::: DATA EXTRACT :::

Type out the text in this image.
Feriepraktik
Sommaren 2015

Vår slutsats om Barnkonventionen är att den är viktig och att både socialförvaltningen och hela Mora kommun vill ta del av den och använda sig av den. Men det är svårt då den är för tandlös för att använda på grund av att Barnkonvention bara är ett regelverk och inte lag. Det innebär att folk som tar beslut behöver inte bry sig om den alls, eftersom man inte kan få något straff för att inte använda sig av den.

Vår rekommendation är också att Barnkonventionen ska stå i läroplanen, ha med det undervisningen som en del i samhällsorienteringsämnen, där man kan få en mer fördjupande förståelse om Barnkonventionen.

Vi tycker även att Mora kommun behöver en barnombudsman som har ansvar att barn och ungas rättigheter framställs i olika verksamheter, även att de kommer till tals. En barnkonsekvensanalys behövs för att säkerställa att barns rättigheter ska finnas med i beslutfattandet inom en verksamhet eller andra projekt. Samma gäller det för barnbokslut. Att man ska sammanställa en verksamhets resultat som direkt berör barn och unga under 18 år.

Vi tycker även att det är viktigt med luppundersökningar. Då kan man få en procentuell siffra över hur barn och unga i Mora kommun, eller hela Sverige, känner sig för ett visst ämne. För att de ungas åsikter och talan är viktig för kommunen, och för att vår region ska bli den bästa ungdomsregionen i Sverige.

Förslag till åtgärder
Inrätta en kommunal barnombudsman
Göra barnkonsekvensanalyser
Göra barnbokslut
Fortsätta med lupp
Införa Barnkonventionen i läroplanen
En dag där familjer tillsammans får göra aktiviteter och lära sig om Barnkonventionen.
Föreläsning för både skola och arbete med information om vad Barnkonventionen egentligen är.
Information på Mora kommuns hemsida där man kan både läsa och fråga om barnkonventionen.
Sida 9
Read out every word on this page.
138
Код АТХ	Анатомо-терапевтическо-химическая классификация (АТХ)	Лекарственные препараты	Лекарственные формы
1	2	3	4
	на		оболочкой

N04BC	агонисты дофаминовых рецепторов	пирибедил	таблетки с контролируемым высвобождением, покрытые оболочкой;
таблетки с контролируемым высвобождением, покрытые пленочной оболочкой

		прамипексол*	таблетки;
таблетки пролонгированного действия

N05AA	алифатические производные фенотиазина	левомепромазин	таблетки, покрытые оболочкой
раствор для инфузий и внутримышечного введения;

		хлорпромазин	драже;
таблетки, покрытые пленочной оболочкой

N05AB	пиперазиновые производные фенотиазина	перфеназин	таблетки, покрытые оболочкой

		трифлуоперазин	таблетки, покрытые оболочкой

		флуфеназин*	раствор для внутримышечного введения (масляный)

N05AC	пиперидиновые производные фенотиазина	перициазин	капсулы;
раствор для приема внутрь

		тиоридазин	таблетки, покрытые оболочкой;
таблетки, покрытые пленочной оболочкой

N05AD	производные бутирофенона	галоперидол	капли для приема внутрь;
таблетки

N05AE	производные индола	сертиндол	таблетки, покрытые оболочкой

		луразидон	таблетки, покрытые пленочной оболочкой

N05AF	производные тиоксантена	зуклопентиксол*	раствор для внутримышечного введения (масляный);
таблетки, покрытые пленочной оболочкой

:::

### TASK TO CARRY OUT
Please output the entries above, every line exactly as it reads.

### WRITTEN ANSWER
Type out the text in this image.
Feriepraktik
Sommaren 2015

Vår slutsats om Barnkonventionen är att den är viktig och att både socialförvaltningen och hela Mora kommun vill ta del av den och använda sig av den. Men det är svårt då den är för tandlös för att använda på grund av att Barnkonvention bara är ett regelverk och inte lag. Det innebär att folk som tar beslut behöver inte bry sig om den alls, eftersom man inte kan få något straff för att inte använda sig av den.

Vår rekommendation är också att Barnkonventionen ska stå i läroplanen, ha med det undervisningen som en del i samhällsorienteringsämnen, där man kan få en mer fördjupande förståelse om Barnkonventionen.

Vi tycker även att Mora kommun behöver en barnombudsman som har ansvar att barn och ungas rättigheter framställs i olika verksamheter, även att de kommer till tals. En barnkonsekvensanalys behövs för att säkerställa att barns rättigheter ska finnas med i beslutfattandet inom en verksamhet eller andra projekt. Samma gäller det för barnbokslut. Att man ska sammanställa en verksamhets resultat som direkt berör barn och unga under 18 år.

Vi tycker även att det är viktigt med luppundersökningar. Då kan man få en procentuell siffra över hur barn och unga i Mora kommun, eller hela Sverige, känner sig för ett visst ämne. För att de ungas åsikter och talan är viktig för kommunen, och för att vår region ska bli den bästa ungdomsregionen i Sverige.

Förslag till åtgärder
Inrätta en kommunal barnombudsman
Göra barnkonsekvensanalyser
Göra barnbokslut
Fortsätta med lupp
Införa Barnkonventionen i läroplanen
En dag där familjer tillsammans får göra aktiviteter och lära sig om Barnkonventionen.
Föreläsning för både skola och arbete med information om vad Barnkonventionen egentligen är.
Information på Mora kommuns hemsida där man kan både läsa och fråga om barnkonventionen.
Sida 9
Read out every word on this page.
138
Код АТХ	Анатомо-терапевтическо-химическая классификация (АТХ)	Лекарственные препараты	Лекарственные формы
1	2	3	4
	на		оболочкой

N04BC	агонисты дофаминовых рецепторов	пирибедил	таблетки с контролируемым высвобождением, покрытые оболочкой;
таблетки с контролируемым высвобождением, покрытые пленочной оболочкой

		прамипексол*	таблетки;
таблетки пролонгированного действия

N05AA	алифатические производные фенотиазина	левомепромазин	таблетки, покрытые оболочкой
раствор для инфузий и внутримышечного введения;

		хлорпромазин	драже;
таблетки, покрытые пленочной оболочкой

N05AB	пиперазиновые производные фенотиазина	перфеназин	таблетки, покрытые оболочкой

		трифлуоперазин	таблетки, покрытые оболочкой

		флуфеназин*	раствор для внутримышечного введения (масляный)

N05AC	пиперидиновые производные фенотиазина	перициазин	капсулы;
раствор для приема внутрь

		тиоридазин	таблетки, покрытые оболочкой;
таблетки, покрытые пленочной оболочкой

N05AD	производные бутирофенона	галоперидол	капли для приема внутрь;
таблетки

N05AE	производные индола	сертиндол	таблетки, покрытые оболочкой

		луразидон	таблетки, покрытые пленочной оболочкой

N05AF	производные тиоксантена	зуклопентиксол*	раствор для внутримышечного введения (масляный);
таблетки, покрытые пленочной оболочкой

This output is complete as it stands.